───── Provided records

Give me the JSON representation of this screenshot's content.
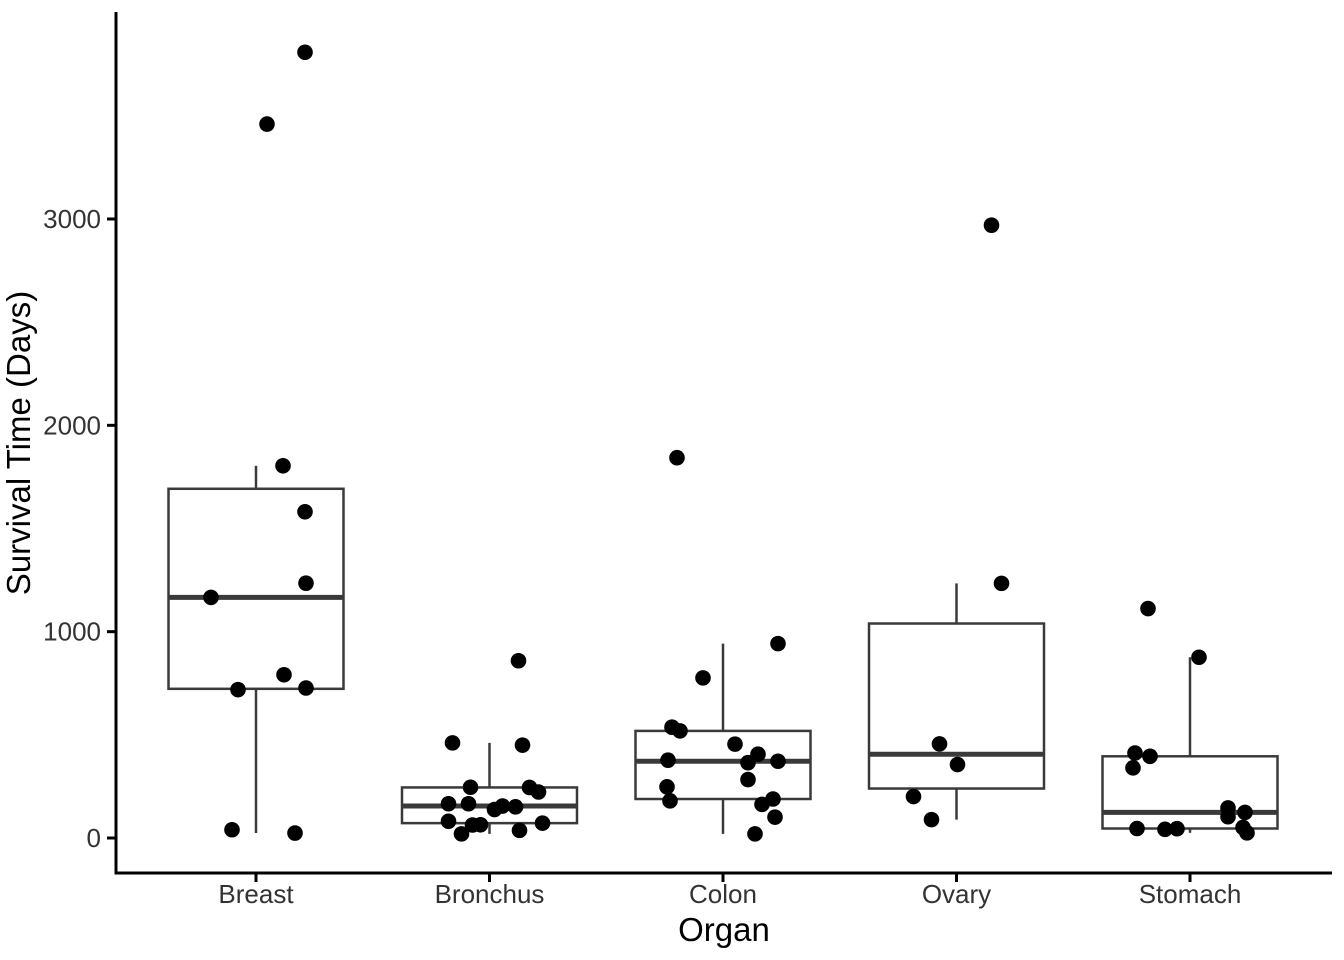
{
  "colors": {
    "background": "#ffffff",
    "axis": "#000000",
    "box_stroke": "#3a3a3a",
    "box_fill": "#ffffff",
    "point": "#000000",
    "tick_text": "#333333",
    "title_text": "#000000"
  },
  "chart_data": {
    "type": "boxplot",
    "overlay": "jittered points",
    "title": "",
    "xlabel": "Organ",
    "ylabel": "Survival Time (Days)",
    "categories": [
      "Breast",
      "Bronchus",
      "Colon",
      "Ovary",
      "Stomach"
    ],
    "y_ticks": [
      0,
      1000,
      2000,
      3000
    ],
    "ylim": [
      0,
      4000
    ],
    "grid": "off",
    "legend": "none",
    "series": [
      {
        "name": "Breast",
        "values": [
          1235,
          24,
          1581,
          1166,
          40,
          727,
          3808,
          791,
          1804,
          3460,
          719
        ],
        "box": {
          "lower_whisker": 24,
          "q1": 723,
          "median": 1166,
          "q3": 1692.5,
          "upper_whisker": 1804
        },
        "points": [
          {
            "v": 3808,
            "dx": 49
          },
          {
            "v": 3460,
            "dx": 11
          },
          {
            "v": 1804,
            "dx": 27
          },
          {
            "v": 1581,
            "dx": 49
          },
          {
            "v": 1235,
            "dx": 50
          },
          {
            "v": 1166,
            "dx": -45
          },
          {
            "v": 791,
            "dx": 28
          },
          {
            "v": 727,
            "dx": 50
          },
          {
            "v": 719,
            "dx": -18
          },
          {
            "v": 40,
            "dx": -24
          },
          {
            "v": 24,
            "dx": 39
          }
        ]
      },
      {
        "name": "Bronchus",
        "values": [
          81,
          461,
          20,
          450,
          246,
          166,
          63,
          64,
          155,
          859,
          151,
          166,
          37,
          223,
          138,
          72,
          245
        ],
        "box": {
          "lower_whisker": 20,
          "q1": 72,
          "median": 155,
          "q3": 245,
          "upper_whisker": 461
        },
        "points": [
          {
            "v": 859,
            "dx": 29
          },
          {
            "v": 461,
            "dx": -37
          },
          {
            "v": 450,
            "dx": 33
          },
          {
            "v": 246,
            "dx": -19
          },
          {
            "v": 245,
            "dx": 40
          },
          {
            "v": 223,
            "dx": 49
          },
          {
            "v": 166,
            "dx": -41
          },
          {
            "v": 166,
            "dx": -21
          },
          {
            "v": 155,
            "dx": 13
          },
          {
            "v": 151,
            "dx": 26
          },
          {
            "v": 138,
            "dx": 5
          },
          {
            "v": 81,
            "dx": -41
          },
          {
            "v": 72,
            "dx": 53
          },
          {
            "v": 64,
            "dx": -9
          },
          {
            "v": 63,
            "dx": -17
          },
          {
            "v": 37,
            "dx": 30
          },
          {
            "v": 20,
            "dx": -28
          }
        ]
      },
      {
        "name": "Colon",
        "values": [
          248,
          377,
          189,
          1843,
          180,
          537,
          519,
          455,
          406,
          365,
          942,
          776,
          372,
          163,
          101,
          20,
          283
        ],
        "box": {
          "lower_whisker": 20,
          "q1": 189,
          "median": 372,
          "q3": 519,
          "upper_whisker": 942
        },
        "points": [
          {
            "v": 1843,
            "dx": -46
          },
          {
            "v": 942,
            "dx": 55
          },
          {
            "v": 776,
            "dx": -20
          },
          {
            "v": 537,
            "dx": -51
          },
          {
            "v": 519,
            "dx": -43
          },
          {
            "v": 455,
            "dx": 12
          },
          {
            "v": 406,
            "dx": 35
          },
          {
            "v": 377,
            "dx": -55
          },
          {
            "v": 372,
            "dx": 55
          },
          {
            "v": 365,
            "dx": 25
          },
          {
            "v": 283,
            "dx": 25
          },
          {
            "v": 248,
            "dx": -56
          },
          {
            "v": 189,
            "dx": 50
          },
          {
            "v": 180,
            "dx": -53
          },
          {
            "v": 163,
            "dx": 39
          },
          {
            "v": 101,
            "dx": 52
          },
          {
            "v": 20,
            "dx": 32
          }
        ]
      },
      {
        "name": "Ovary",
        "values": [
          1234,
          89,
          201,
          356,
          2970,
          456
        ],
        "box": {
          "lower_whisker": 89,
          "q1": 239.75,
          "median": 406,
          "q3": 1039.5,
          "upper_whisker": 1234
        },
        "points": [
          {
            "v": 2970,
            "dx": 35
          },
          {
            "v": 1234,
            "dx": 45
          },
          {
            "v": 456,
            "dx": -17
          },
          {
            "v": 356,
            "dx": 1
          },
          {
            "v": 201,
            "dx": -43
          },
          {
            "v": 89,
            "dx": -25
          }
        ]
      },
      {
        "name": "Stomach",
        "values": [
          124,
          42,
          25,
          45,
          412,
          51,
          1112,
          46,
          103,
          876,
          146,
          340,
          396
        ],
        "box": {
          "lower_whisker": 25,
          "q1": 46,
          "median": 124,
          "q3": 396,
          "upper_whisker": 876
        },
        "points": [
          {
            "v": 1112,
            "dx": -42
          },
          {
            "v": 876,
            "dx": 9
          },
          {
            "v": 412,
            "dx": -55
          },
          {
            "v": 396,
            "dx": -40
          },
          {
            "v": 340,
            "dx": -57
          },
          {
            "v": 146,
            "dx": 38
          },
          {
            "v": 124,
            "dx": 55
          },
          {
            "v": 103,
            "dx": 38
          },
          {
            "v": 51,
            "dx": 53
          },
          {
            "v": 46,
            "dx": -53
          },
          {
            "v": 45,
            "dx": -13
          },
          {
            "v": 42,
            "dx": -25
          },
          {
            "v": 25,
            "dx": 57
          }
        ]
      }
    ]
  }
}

──────────
───── Provided records

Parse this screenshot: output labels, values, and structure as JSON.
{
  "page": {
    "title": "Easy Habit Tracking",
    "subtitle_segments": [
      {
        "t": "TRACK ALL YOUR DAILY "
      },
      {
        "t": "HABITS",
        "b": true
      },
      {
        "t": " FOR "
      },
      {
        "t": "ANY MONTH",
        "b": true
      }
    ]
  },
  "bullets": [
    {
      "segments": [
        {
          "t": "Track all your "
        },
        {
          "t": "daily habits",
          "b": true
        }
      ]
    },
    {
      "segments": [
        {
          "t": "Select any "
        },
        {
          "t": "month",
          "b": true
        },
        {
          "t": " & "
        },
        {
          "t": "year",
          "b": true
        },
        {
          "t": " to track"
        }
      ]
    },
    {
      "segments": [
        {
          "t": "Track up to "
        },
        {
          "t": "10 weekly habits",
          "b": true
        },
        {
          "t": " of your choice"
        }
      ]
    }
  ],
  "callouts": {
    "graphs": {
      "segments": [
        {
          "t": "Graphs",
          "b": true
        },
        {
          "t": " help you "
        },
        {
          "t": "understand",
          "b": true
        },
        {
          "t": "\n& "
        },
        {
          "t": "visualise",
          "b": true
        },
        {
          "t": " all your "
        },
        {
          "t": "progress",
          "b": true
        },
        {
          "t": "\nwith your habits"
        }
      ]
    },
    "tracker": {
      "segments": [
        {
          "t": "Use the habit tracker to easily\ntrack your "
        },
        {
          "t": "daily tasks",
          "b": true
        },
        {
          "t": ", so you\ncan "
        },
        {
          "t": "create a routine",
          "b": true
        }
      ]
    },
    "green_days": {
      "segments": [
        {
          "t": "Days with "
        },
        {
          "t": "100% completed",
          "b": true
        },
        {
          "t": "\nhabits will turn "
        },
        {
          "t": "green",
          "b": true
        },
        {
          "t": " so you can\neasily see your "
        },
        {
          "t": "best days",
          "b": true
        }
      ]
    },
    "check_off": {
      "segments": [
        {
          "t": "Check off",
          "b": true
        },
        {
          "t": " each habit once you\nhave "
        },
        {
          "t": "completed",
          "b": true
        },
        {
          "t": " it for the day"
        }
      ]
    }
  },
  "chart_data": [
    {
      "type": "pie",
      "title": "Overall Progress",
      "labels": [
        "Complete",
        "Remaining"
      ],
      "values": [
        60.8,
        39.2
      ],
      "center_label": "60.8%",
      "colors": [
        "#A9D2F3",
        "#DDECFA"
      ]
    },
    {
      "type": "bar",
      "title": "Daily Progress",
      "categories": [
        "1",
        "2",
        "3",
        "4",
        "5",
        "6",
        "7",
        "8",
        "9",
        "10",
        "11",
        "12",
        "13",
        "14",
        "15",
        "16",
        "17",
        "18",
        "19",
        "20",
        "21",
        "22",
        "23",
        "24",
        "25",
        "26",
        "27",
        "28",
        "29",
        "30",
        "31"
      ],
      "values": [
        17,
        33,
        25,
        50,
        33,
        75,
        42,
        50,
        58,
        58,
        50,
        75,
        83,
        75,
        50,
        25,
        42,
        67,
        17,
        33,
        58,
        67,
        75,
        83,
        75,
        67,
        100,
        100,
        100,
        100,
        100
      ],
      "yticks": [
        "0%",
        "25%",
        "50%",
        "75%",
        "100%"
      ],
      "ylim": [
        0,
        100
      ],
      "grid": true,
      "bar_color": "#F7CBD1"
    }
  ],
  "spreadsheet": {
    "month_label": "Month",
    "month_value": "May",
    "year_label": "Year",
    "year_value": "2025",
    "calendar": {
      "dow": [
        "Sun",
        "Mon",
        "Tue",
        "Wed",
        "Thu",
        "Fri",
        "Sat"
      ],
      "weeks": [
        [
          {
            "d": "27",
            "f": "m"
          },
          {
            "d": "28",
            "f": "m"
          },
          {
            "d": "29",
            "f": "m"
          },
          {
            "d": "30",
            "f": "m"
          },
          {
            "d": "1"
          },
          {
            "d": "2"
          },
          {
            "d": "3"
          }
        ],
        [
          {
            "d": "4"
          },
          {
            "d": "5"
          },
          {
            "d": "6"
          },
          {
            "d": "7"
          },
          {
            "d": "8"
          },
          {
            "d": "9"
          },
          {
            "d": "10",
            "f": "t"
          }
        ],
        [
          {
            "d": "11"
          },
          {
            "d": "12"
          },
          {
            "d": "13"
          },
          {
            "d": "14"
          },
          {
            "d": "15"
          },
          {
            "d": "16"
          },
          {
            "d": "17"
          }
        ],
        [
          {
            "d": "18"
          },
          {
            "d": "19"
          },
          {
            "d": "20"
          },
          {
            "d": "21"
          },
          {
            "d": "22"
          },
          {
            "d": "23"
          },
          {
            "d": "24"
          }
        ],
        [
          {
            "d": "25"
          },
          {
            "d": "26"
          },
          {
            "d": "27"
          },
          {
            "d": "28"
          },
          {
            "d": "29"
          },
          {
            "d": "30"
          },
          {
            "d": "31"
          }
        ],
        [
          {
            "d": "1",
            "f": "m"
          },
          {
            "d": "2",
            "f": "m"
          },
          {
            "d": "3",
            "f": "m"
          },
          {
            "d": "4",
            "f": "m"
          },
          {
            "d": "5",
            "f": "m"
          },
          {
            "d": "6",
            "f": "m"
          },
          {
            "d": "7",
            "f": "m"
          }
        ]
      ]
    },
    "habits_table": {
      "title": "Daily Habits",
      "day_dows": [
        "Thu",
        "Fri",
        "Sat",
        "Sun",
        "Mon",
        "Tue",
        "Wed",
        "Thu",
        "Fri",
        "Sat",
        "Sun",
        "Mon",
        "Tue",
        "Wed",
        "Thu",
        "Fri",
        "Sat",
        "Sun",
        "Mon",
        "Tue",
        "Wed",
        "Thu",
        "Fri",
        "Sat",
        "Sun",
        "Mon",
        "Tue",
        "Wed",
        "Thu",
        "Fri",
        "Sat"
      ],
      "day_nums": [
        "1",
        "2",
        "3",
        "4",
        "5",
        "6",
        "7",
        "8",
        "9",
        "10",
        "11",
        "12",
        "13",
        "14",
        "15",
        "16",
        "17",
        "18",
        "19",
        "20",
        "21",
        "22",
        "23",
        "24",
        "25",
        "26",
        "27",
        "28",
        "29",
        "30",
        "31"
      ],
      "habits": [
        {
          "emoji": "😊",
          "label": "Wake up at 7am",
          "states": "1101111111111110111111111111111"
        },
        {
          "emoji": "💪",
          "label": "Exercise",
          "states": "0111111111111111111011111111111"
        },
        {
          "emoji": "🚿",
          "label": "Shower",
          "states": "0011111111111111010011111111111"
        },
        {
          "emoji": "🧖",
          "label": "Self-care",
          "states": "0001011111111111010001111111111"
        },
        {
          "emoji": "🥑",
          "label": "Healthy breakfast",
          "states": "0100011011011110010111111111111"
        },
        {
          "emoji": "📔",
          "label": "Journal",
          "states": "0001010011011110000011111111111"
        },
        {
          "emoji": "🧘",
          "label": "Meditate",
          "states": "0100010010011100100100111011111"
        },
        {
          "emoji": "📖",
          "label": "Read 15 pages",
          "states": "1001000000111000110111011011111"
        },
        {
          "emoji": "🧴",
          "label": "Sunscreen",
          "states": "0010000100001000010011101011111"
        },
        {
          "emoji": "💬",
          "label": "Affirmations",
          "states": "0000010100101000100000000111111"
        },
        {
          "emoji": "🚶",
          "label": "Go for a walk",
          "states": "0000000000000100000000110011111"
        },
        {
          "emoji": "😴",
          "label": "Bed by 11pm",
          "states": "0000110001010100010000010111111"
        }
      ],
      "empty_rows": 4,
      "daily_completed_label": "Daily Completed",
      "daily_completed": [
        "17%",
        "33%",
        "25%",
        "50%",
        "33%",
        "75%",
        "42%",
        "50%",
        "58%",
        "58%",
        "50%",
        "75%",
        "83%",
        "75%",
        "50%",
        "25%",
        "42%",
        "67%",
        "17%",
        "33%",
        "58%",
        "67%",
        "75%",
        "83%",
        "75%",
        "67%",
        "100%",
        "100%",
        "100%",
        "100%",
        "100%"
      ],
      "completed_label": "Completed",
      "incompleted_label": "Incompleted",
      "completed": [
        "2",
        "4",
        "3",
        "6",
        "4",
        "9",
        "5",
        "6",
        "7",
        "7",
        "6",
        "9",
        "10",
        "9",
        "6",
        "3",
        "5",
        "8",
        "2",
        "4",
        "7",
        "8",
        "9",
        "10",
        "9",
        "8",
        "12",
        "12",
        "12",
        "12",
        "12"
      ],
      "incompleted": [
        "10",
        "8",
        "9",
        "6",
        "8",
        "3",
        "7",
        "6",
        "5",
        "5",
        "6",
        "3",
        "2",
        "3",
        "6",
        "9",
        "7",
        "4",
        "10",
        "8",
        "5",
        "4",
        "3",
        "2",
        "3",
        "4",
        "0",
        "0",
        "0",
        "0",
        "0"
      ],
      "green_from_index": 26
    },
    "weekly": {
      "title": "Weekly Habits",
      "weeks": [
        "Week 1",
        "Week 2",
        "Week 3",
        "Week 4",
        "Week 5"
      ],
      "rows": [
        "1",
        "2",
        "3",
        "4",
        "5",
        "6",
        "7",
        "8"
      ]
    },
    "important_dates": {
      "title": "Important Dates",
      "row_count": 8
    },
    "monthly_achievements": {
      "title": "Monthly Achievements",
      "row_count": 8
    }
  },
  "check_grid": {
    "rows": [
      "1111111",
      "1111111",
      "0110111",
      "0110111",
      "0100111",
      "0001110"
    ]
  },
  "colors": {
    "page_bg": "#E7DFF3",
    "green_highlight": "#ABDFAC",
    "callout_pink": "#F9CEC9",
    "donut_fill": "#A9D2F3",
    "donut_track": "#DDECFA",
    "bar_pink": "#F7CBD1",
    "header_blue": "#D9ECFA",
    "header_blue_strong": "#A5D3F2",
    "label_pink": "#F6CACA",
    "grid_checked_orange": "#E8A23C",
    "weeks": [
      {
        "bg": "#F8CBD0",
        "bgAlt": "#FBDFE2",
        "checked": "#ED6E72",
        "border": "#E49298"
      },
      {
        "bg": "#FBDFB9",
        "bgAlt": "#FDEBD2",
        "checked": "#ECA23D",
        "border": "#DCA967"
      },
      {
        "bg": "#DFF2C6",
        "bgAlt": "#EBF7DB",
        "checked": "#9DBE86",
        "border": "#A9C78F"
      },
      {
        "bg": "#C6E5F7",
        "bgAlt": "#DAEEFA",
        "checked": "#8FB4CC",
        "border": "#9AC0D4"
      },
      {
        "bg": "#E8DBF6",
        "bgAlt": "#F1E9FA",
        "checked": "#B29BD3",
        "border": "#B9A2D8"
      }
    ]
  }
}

──────────

**Task to carry out:**
Pull out all lines of the data with the string "name".

**Written answer:**
        "name": "Breast",
        "name": "Bronchus",
        "name": "Colon",
        "name": "Ovary",
        "name": "Stomach",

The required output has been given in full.